**STATED GOAL:** Copy out the data below line for line, keeping every character unchanged.

## start

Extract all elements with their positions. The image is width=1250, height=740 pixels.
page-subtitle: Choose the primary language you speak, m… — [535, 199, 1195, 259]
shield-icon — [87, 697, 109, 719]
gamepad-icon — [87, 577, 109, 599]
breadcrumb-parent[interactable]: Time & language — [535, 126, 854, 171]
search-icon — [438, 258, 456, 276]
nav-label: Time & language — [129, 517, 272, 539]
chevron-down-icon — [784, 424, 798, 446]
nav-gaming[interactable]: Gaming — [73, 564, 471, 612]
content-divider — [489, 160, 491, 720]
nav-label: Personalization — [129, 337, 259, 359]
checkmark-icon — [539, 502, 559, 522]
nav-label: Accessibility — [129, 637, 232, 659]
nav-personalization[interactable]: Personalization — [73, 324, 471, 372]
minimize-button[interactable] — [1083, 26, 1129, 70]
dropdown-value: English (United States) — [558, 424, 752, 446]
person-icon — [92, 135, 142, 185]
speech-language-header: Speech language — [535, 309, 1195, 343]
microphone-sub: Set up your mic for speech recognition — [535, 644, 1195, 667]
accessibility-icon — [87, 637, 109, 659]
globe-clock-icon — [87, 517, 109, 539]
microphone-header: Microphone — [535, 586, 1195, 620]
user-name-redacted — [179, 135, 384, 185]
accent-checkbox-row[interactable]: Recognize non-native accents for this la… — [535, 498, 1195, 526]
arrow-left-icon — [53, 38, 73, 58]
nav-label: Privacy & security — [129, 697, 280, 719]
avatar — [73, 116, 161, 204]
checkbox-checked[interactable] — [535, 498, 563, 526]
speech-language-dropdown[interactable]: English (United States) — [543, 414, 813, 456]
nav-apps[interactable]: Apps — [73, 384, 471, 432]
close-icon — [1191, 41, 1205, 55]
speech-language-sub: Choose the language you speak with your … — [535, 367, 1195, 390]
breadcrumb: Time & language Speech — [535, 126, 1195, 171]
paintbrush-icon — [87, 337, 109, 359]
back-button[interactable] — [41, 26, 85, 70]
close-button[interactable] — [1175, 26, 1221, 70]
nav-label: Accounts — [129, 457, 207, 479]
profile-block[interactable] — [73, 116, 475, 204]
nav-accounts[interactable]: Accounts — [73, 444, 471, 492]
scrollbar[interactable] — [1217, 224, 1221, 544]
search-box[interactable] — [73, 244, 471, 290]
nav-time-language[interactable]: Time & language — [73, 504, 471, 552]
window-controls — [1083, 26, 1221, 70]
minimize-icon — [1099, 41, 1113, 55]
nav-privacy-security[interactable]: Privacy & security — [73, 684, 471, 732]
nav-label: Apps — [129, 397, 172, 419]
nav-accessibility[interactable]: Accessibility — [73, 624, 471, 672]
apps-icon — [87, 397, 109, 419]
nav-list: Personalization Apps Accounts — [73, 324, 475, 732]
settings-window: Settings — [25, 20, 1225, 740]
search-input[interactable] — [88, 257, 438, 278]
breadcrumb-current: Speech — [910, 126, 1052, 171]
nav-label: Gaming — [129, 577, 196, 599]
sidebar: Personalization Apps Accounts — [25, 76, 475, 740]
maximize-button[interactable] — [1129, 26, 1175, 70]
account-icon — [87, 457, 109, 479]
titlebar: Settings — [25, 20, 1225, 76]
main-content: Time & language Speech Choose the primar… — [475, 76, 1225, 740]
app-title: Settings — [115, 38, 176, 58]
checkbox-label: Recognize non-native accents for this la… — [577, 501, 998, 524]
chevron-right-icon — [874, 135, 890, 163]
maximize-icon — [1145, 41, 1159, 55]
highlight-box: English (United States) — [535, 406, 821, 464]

## end

**ANSWER FOR THIS EXERCISE:**
Extract all elements with their positions. The image is width=1250, height=740 pixels.
page-subtitle: Choose the primary language you speak, m… — [535, 199, 1195, 259]
shield-icon — [87, 697, 109, 719]
gamepad-icon — [87, 577, 109, 599]
breadcrumb-parent[interactable]: Time & language — [535, 126, 854, 171]
search-icon — [438, 258, 456, 276]
nav-label: Time & language — [129, 517, 272, 539]
chevron-down-icon — [784, 424, 798, 446]
nav-gaming[interactable]: Gaming — [73, 564, 471, 612]
content-divider — [489, 160, 491, 720]
nav-label: Personalization — [129, 337, 259, 359]
checkmark-icon — [539, 502, 559, 522]
nav-label: Accessibility — [129, 637, 232, 659]
nav-personalization[interactable]: Personalization — [73, 324, 471, 372]
minimize-button[interactable] — [1083, 26, 1129, 70]
dropdown-value: English (United States) — [558, 424, 752, 446]
person-icon — [92, 135, 142, 185]
speech-language-header: Speech language — [535, 309, 1195, 343]
microphone-sub: Set up your mic for speech recognition — [535, 644, 1195, 667]
accessibility-icon — [87, 637, 109, 659]
globe-clock-icon — [87, 517, 109, 539]
microphone-header: Microphone — [535, 586, 1195, 620]
user-name-redacted — [179, 135, 384, 185]
accent-checkbox-row[interactable]: Recognize non-native accents for this la… — [535, 498, 1195, 526]
arrow-left-icon — [53, 38, 73, 58]
nav-label: Privacy & security — [129, 697, 280, 719]
avatar — [73, 116, 161, 204]
checkbox-checked[interactable] — [535, 498, 563, 526]
speech-language-dropdown[interactable]: English (United States) — [543, 414, 813, 456]
nav-apps[interactable]: Apps — [73, 384, 471, 432]
close-icon — [1191, 41, 1205, 55]
speech-language-sub: Choose the language you speak with your … — [535, 367, 1195, 390]
breadcrumb: Time & language Speech — [535, 126, 1195, 171]
paintbrush-icon — [87, 337, 109, 359]
back-button[interactable] — [41, 26, 85, 70]
close-button[interactable] — [1175, 26, 1221, 70]
nav-label: Accounts — [129, 457, 207, 479]
profile-block[interactable] — [73, 116, 475, 204]
nav-accounts[interactable]: Accounts — [73, 444, 471, 492]
scrollbar[interactable] — [1217, 224, 1221, 544]
search-box[interactable] — [73, 244, 471, 290]
nav-time-language[interactable]: Time & language — [73, 504, 471, 552]
window-controls — [1083, 26, 1221, 70]
minimize-icon — [1099, 41, 1113, 55]
nav-privacy-security[interactable]: Privacy & security — [73, 684, 471, 732]
nav-label: Apps — [129, 397, 172, 419]
nav-accessibility[interactable]: Accessibility — [73, 624, 471, 672]
apps-icon — [87, 397, 109, 419]
nav-list: Personalization Apps Accounts — [73, 324, 475, 732]
settings-window: Settings — [25, 20, 1225, 740]
search-input[interactable] — [88, 257, 438, 278]
breadcrumb-current: Speech — [910, 126, 1052, 171]
nav-label: Gaming — [129, 577, 196, 599]
sidebar: Personalization Apps Accounts — [25, 76, 475, 740]
maximize-button[interactable] — [1129, 26, 1175, 70]
account-icon — [87, 457, 109, 479]
titlebar: Settings — [25, 20, 1225, 76]
main-content: Time & language Speech Choose the primar… — [475, 76, 1225, 740]
app-title: Settings — [115, 38, 176, 58]
checkbox-label: Recognize non-native accents for this la… — [577, 501, 998, 524]
chevron-right-icon — [874, 135, 890, 163]
maximize-icon — [1145, 41, 1159, 55]
highlight-box: English (United States) — [535, 406, 821, 464]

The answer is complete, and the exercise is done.